►

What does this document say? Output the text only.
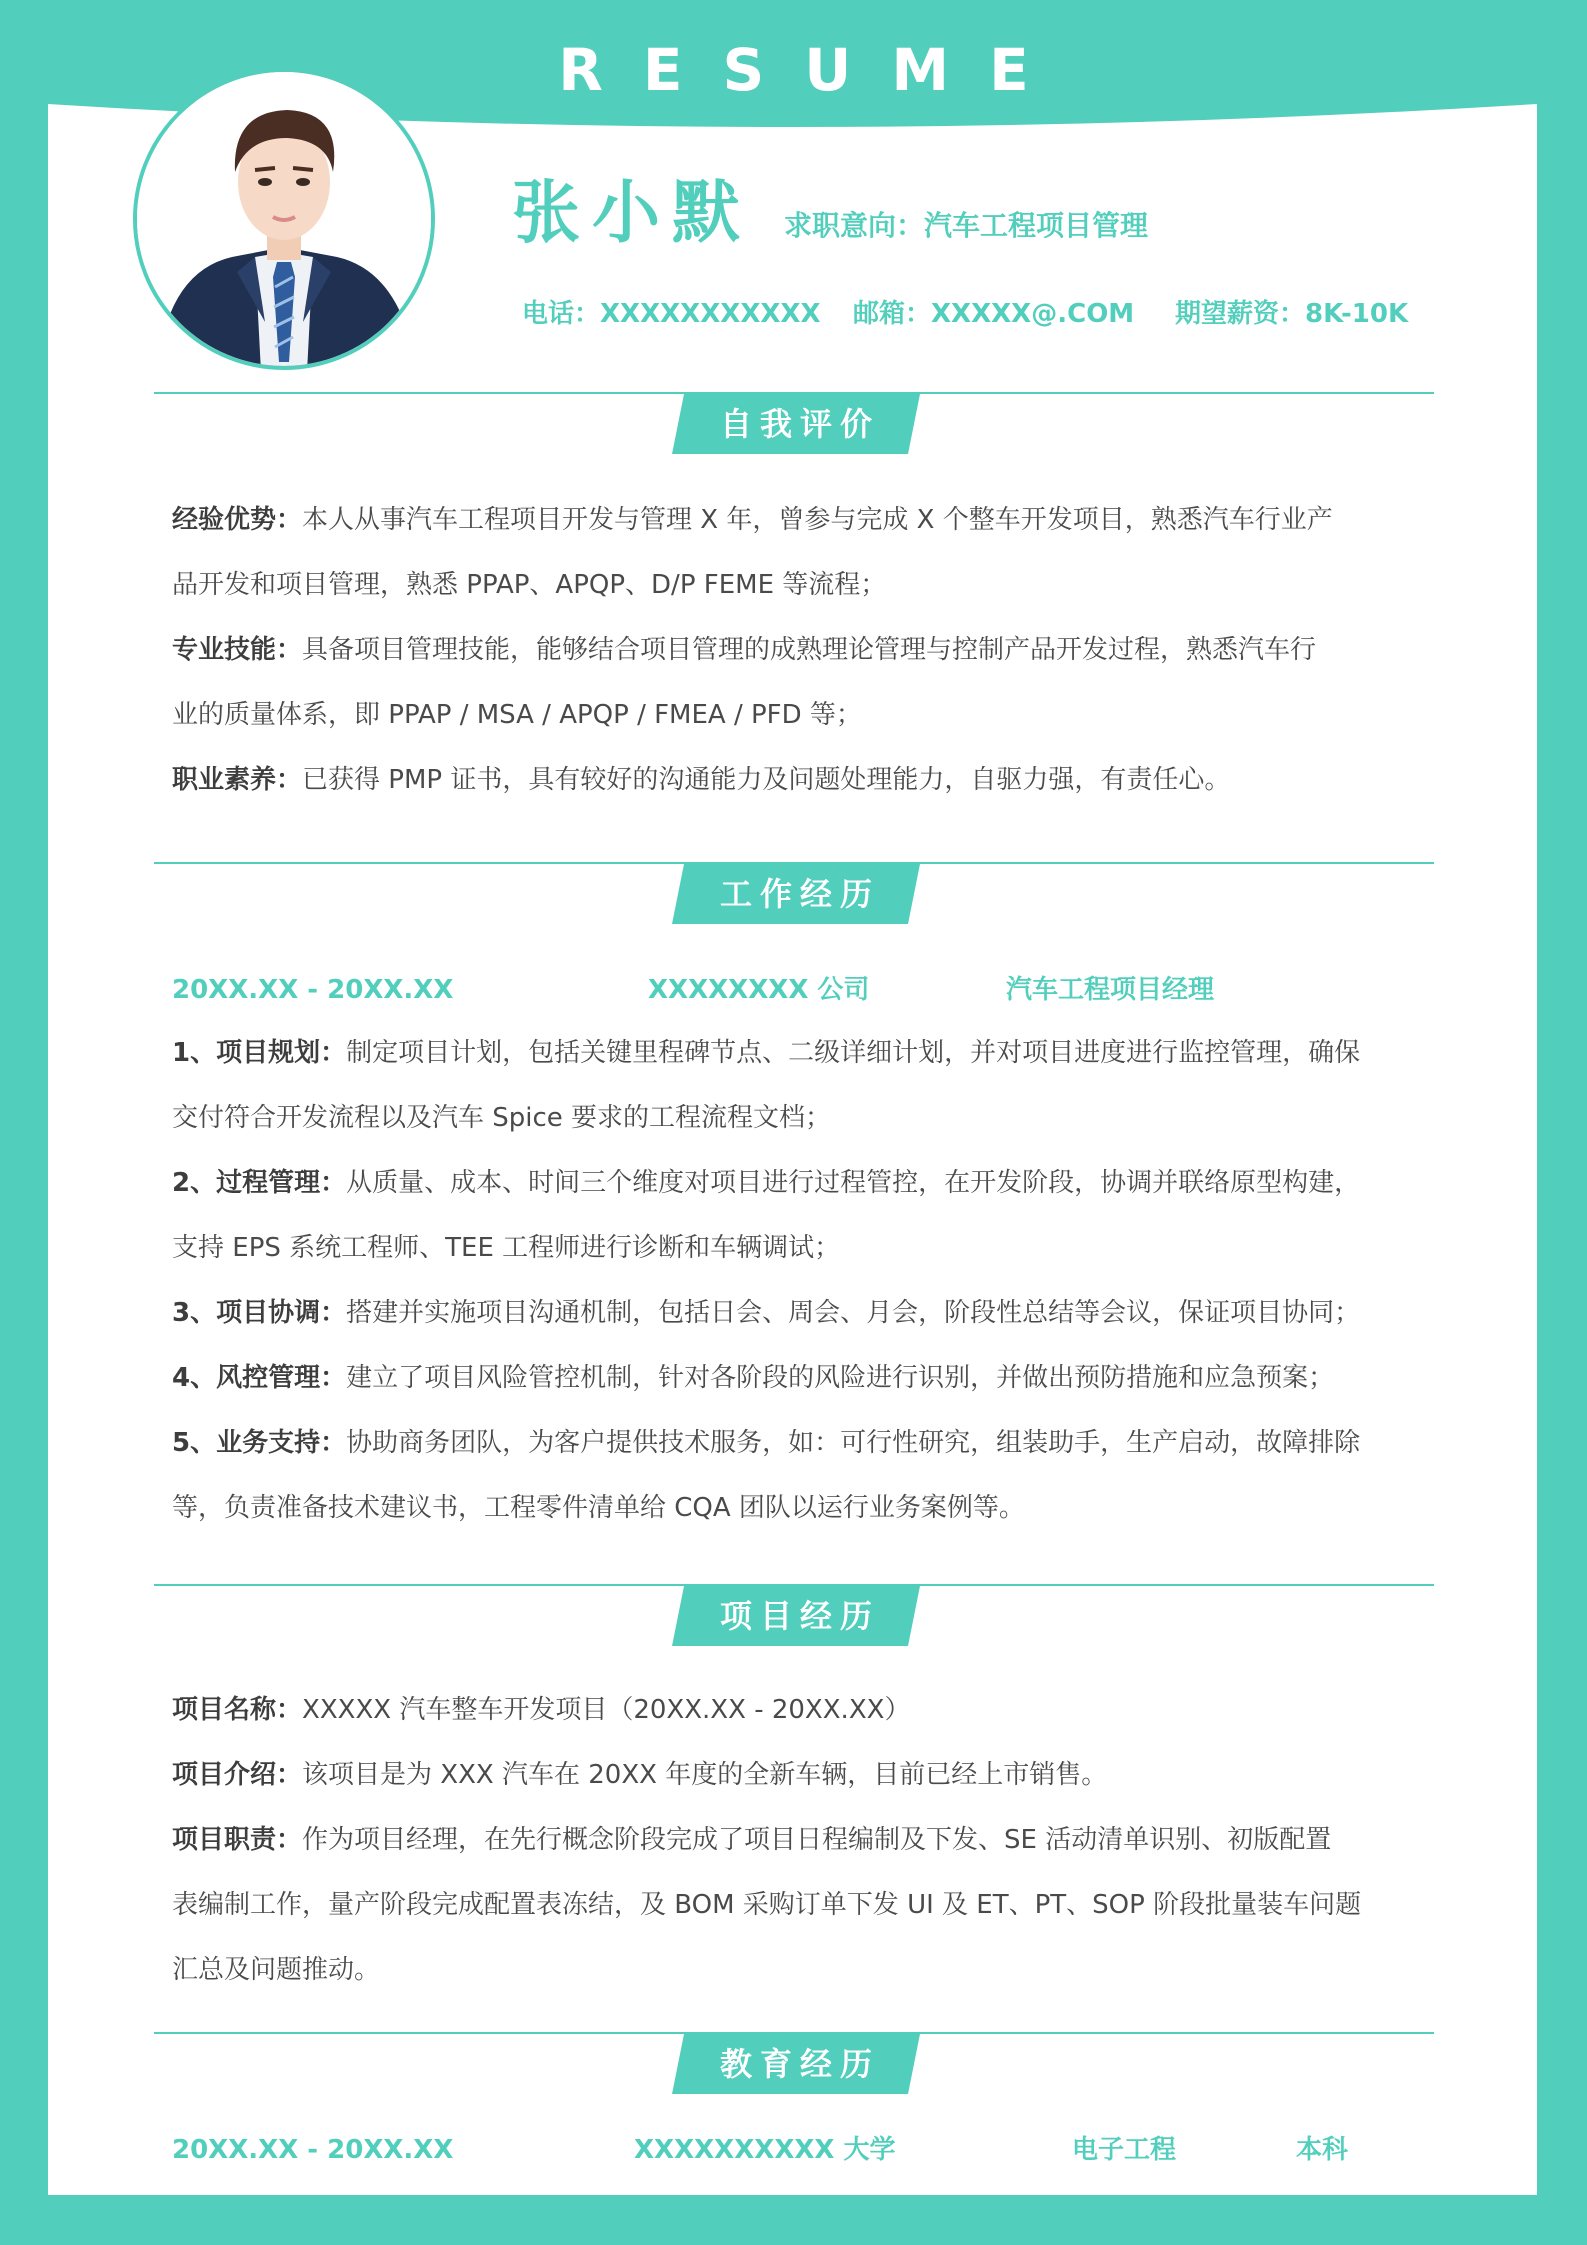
RESUME
张小默 求职意向：汽车工程项目管理
电话：XXXXXXXXXXX 邮箱：XXXXX@.COM 期望薪资：8K-10K
自我评价
经验优势：本人从事汽车工程项目开发与管理 X 年，曾参与完成 X 个整车开发项目，熟悉汽车行业产
品开发和项目管理，熟悉 PPAP、APQP、D/P FEME 等流程；
专业技能：具备项目管理技能，能够结合项目管理的成熟理论管理与控制产品开发过程，熟悉汽车行
业的质量体系，即 PPAP / MSA / APQP / FMEA / PFD 等；
职业素养：已获得 PMP 证书，具有较好的沟通能力及问题处理能力，自驱力强，有责任心。
工作经历
20XX.XX - 20XX.XX	XXXXXXXX 公司	汽车工程项目经理
1、项目规划：制定项目计划，包括关键里程碑节点、二级详细计划，并对项目进度进行监控管理，确保
交付符合开发流程以及汽车 Spice 要求的工程流程文档；
2、过程管理：从质量、成本、时间三个维度对项目进行过程管控，在开发阶段，协调并联络原型构建，
支持 EPS 系统工程师、TEE 工程师进行诊断和车辆调试；
3、项目协调：搭建并实施项目沟通机制，包括日会、周会、月会，阶段性总结等会议，保证项目协同；
4、风控管理：建立了项目风险管控机制，针对各阶段的风险进行识别，并做出预防措施和应急预案；
5、业务支持：协助商务团队，为客户提供技术服务，如：可行性研究，组装助手，生产启动，故障排除
等，负责准备技术建议书，工程零件清单给 CQA 团队以运行业务案例等。
项目经历
项目名称：XXXXX 汽车整车开发项目（20XX.XX - 20XX.XX）
项目介绍：该项目是为 XXX 汽车在 20XX 年度的全新车辆，目前已经上市销售。
项目职责：作为项目经理，在先行概念阶段完成了项目日程编制及下发、SE 活动清单识别、初版配置
表编制工作，量产阶段完成配置表冻结，及 BOM 采购订单下发 UI 及 ET、PT、SOP 阶段批量装车问题
汇总及问题推动。
教育经历
20XX.XX - 20XX.XX	XXXXXXXXXX 大学	电子工程	本科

◄

_TASK OBJECTIVE_
Every record above must be given again exactly; drop the pictures.

_COMPLETED EXERCISE_
What does this document say? Output the text only.
RESUME
张小默 求职意向：汽车工程项目管理
电话：XXXXXXXXXXX 邮箱：XXXXX@.COM 期望薪资：8K-10K
自我评价
经验优势：本人从事汽车工程项目开发与管理 X 年，曾参与完成 X 个整车开发项目，熟悉汽车行业产
品开发和项目管理，熟悉 PPAP、APQP、D/P FEME 等流程；
专业技能：具备项目管理技能，能够结合项目管理的成熟理论管理与控制产品开发过程，熟悉汽车行
业的质量体系，即 PPAP / MSA / APQP / FMEA / PFD 等；
职业素养：已获得 PMP 证书，具有较好的沟通能力及问题处理能力，自驱力强，有责任心。
工作经历
20XX.XX - 20XX.XX	XXXXXXXX 公司	汽车工程项目经理
1、项目规划：制定项目计划，包括关键里程碑节点、二级详细计划，并对项目进度进行监控管理，确保
交付符合开发流程以及汽车 Spice 要求的工程流程文档；
2、过程管理：从质量、成本、时间三个维度对项目进行过程管控，在开发阶段，协调并联络原型构建，
支持 EPS 系统工程师、TEE 工程师进行诊断和车辆调试；
3、项目协调：搭建并实施项目沟通机制，包括日会、周会、月会，阶段性总结等会议，保证项目协同；
4、风控管理：建立了项目风险管控机制，针对各阶段的风险进行识别，并做出预防措施和应急预案；
5、业务支持：协助商务团队，为客户提供技术服务，如：可行性研究，组装助手，生产启动，故障排除
等，负责准备技术建议书，工程零件清单给 CQA 团队以运行业务案例等。
项目经历
项目名称：XXXXX 汽车整车开发项目（20XX.XX - 20XX.XX）
项目介绍：该项目是为 XXX 汽车在 20XX 年度的全新车辆，目前已经上市销售。
项目职责：作为项目经理，在先行概念阶段完成了项目日程编制及下发、SE 活动清单识别、初版配置
表编制工作，量产阶段完成配置表冻结，及 BOM 采购订单下发 UI 及 ET、PT、SOP 阶段批量装车问题
汇总及问题推动。
教育经历
20XX.XX - 20XX.XX	XXXXXXXXXX 大学	电子工程	本科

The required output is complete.